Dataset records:
******

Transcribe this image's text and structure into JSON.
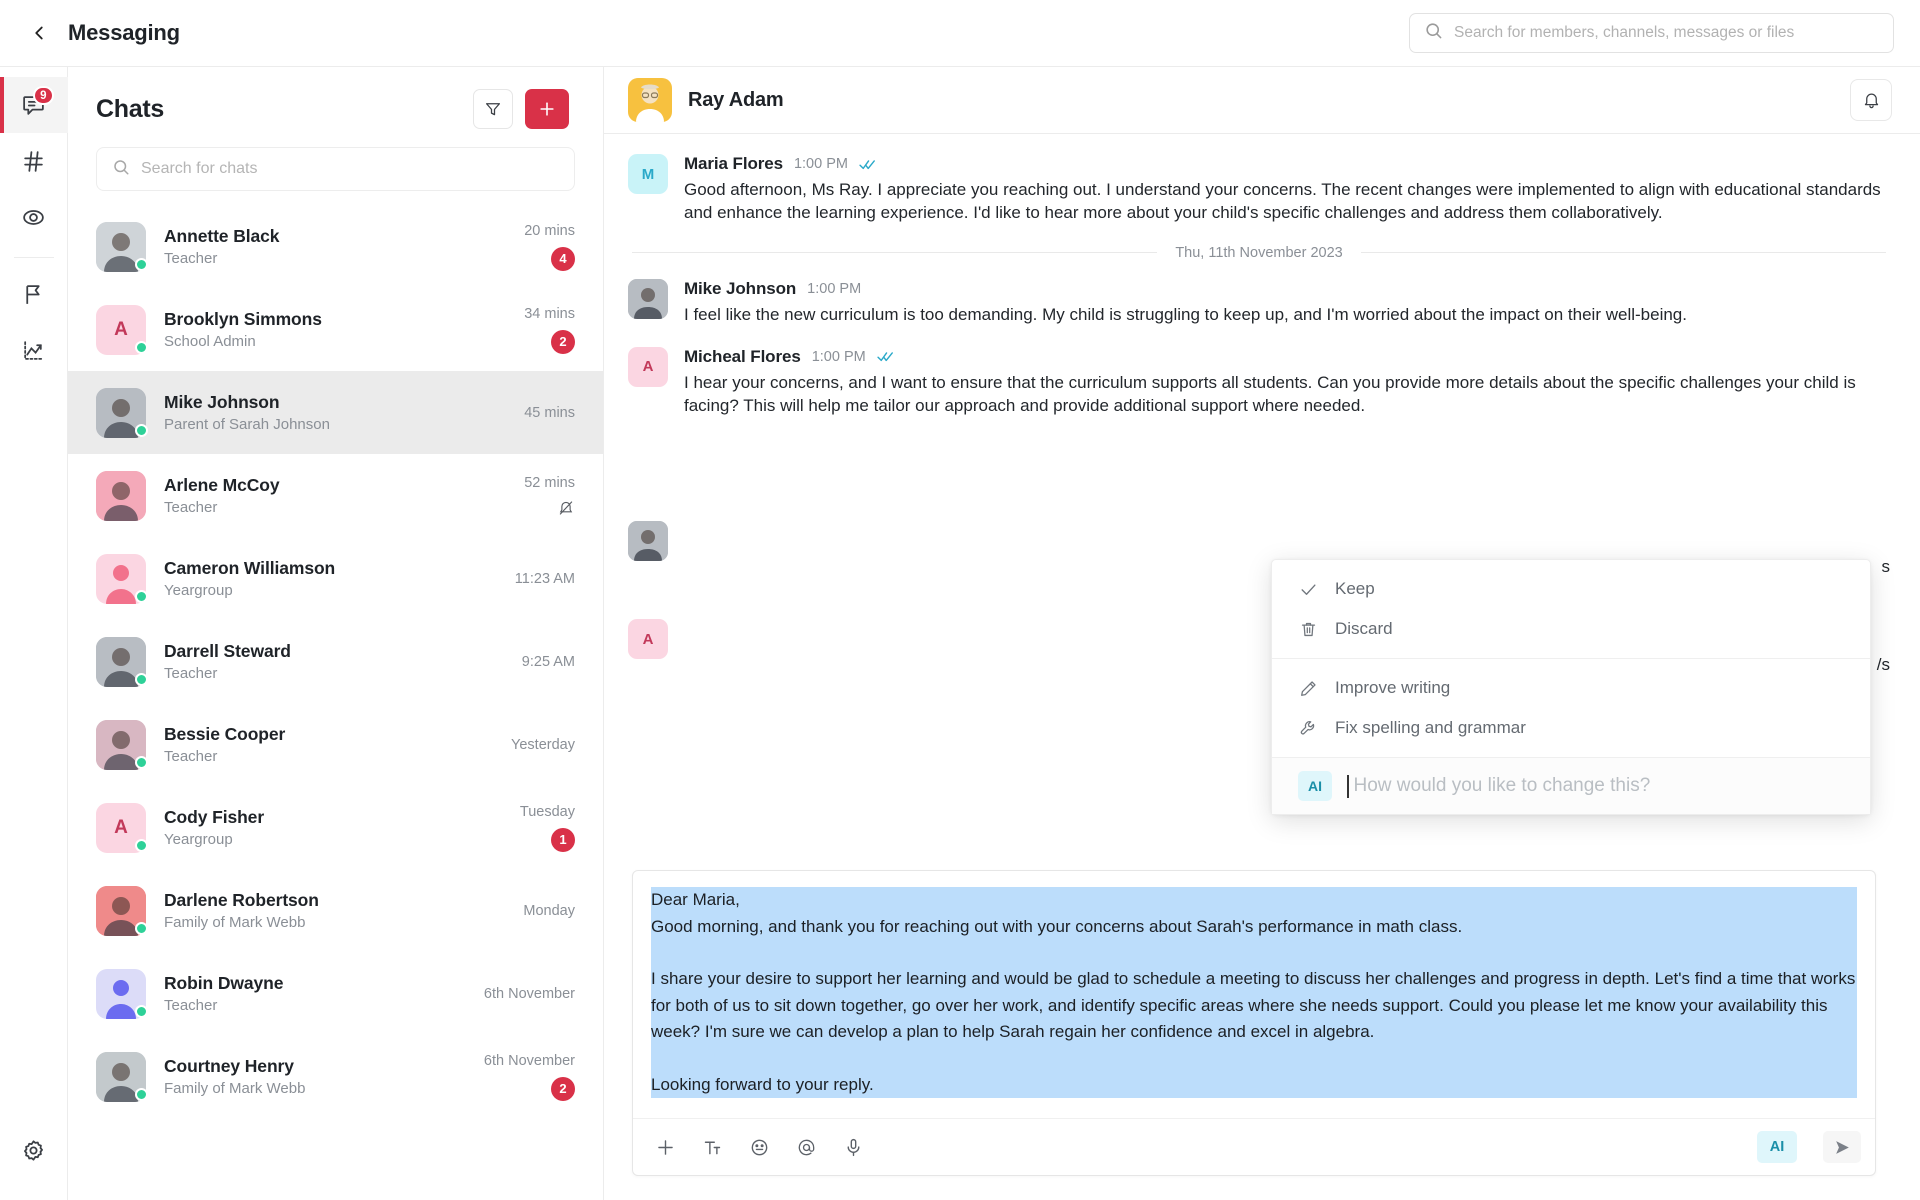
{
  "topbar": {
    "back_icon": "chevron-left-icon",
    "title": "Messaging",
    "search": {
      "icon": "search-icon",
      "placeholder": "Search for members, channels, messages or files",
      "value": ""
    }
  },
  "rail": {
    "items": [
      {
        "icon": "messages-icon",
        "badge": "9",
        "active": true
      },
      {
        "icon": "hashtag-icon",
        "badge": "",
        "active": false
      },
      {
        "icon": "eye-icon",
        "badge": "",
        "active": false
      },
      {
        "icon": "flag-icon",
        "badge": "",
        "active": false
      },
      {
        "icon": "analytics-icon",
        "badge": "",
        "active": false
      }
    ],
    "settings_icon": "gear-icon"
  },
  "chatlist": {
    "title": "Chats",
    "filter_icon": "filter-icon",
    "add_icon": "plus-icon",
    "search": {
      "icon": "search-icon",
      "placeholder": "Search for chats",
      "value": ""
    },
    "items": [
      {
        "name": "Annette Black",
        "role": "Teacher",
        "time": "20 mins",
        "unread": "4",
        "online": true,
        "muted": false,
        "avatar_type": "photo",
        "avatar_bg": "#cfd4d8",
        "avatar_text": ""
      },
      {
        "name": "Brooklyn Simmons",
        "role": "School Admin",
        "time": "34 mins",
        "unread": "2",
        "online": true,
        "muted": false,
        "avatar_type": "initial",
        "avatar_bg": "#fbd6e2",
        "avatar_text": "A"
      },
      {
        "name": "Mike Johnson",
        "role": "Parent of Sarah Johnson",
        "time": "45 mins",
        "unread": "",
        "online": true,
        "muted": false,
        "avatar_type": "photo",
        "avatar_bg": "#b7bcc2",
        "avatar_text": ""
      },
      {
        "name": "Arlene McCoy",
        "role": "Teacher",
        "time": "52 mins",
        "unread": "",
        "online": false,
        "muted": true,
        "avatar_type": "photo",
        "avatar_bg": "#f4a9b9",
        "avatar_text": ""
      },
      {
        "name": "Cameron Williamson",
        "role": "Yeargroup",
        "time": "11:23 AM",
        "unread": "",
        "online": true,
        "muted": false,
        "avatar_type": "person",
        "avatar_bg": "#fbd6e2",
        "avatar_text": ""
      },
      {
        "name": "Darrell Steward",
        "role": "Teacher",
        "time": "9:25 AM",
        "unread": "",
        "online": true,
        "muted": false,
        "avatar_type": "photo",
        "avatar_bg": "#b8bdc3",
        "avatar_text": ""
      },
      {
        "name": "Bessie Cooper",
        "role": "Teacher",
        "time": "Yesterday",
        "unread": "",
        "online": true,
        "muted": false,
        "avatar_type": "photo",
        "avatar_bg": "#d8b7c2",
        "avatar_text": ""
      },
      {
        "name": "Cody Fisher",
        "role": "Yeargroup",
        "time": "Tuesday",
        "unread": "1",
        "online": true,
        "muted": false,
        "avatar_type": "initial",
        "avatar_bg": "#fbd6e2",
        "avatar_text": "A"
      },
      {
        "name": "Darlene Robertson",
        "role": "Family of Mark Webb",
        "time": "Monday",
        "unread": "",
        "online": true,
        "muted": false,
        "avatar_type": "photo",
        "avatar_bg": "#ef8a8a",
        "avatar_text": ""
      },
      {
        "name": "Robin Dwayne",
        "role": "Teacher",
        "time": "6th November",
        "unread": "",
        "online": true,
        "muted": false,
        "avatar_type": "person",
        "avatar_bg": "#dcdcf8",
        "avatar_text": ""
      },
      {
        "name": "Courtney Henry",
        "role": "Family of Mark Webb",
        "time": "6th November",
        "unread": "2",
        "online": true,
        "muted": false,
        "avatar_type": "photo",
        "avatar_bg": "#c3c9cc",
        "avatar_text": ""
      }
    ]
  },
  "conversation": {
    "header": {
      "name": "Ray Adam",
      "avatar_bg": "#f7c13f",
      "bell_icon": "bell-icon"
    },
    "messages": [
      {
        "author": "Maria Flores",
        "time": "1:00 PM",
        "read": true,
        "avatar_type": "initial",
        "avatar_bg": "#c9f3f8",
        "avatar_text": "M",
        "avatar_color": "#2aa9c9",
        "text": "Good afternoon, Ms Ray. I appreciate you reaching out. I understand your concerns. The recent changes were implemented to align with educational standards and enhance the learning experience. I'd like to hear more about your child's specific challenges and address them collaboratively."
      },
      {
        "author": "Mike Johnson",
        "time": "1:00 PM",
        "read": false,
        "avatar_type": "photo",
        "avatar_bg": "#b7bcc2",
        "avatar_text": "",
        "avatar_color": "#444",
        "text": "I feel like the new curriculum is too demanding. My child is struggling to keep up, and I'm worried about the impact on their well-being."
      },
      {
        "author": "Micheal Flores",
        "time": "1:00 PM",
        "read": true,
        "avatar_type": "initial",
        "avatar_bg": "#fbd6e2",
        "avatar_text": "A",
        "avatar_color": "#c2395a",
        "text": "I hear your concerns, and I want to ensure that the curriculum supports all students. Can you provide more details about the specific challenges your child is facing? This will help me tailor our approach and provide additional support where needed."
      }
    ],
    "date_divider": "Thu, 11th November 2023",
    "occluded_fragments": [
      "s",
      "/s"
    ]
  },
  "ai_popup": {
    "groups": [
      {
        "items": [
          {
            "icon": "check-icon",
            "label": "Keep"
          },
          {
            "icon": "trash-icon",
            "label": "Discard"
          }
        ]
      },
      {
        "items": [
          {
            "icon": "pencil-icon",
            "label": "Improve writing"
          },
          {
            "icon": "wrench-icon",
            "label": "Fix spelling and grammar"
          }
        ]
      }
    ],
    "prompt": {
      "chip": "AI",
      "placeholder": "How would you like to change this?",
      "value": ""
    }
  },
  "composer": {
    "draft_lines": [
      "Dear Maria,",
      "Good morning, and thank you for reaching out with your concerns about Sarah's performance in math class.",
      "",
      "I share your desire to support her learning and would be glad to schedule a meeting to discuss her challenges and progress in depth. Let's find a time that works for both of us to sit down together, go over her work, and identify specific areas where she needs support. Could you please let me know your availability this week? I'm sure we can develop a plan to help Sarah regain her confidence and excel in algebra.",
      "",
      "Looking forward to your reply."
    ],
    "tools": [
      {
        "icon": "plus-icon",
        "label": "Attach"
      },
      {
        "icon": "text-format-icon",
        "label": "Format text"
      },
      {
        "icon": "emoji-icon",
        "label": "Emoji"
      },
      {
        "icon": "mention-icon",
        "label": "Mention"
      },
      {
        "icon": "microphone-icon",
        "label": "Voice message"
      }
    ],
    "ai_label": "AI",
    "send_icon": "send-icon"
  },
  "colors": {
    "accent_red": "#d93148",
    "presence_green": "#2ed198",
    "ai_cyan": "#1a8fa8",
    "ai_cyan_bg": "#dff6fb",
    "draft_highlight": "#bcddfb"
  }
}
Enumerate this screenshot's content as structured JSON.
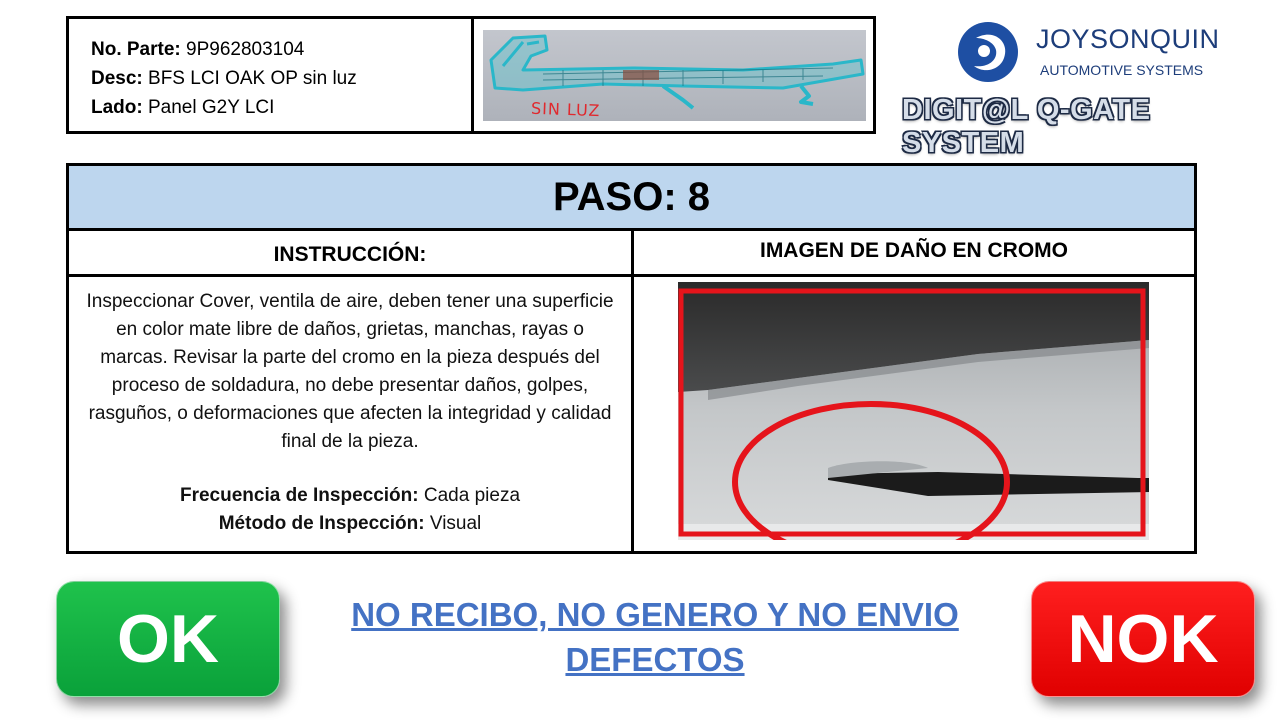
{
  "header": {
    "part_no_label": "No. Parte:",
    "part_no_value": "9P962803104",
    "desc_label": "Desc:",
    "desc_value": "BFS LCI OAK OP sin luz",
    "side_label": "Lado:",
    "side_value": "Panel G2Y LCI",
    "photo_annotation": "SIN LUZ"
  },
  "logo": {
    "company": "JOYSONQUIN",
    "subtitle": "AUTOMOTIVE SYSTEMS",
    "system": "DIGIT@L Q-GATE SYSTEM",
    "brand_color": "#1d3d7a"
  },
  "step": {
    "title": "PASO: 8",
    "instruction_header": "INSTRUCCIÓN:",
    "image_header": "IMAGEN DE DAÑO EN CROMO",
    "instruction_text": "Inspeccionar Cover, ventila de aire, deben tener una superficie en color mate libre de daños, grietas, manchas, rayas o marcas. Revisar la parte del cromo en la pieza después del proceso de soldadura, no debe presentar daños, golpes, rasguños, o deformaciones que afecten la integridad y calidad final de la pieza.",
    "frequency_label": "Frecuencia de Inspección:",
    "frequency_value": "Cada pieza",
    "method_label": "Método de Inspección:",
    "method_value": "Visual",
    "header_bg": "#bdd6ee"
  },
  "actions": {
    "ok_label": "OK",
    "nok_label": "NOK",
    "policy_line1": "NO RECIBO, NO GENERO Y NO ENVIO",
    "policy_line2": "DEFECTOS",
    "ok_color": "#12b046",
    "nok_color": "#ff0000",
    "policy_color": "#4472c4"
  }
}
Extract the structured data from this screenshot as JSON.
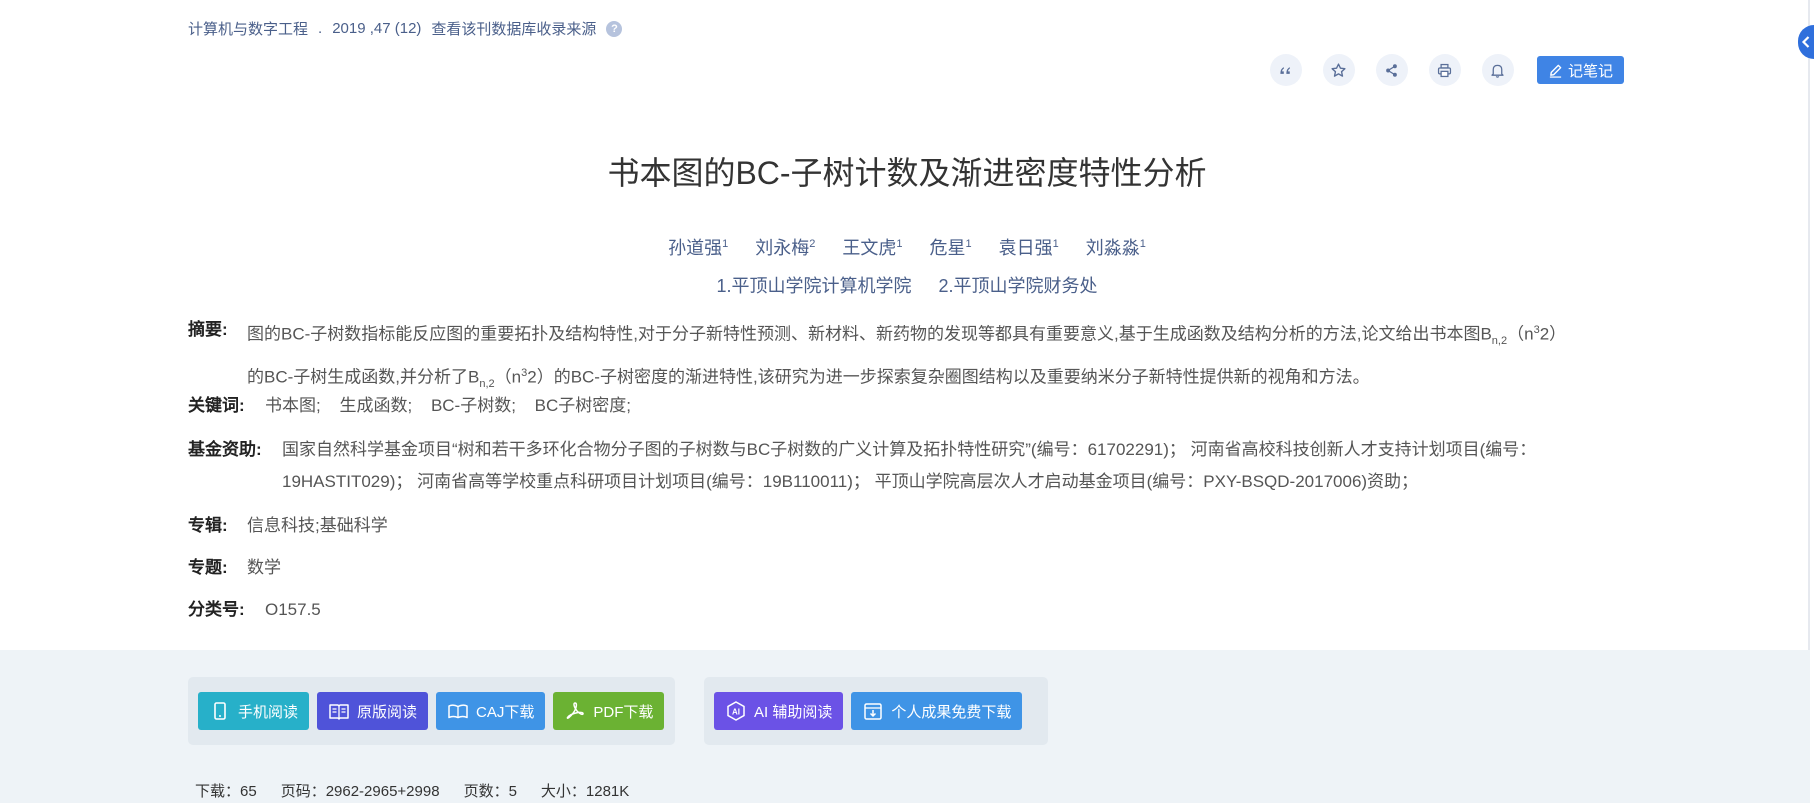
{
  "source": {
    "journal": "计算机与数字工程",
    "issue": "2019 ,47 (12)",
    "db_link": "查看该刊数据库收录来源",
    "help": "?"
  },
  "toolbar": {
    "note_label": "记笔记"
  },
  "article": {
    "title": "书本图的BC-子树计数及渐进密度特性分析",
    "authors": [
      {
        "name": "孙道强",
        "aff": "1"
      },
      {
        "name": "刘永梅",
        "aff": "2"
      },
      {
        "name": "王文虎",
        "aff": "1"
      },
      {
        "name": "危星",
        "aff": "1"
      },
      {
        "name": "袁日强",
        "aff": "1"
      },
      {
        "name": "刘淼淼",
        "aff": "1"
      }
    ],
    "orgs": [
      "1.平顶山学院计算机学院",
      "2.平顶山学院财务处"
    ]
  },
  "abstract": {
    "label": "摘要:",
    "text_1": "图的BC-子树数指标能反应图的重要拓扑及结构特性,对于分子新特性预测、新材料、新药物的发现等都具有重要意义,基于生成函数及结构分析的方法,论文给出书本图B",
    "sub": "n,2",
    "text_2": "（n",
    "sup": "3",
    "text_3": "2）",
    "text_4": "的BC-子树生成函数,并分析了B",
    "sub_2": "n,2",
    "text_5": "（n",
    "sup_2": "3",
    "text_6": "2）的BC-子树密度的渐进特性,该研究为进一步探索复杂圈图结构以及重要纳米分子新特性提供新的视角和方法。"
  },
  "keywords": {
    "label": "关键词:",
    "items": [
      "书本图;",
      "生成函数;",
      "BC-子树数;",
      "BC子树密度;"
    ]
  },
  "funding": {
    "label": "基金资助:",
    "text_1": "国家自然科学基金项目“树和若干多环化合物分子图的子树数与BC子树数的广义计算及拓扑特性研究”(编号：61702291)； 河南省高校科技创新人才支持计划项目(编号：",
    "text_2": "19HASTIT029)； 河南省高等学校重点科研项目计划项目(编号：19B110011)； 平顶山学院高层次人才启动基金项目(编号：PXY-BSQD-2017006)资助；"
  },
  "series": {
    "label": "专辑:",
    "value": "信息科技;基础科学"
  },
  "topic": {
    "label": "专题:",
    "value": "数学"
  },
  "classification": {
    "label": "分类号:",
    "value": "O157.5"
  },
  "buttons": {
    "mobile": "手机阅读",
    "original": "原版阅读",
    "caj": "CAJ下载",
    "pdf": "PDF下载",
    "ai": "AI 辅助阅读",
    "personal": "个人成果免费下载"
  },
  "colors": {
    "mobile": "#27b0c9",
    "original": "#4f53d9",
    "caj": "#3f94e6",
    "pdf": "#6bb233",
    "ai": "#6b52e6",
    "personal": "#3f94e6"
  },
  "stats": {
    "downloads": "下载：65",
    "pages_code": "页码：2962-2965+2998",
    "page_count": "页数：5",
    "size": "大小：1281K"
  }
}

******

Exercise directions: Out of the material above, gather each line where "support" appears.

The answer:
        "text": "I hear your concerns, and I want to ensure that the curriculum supports all students. Can you provide more details about the specific challenges your child is facing? This will help me tailor our approach and provide additional support where needed."
      "I share your desire to support her learning and would be glad to schedule a meeting to discuss her challenges and progress in depth. Let's find a time that works for both of us to sit down together, go over her work, and identify specific areas where she needs support. Could you please let me know your availability this week? I'm sure we can develop a plan to help Sarah regain her confidence and excel in algebra.",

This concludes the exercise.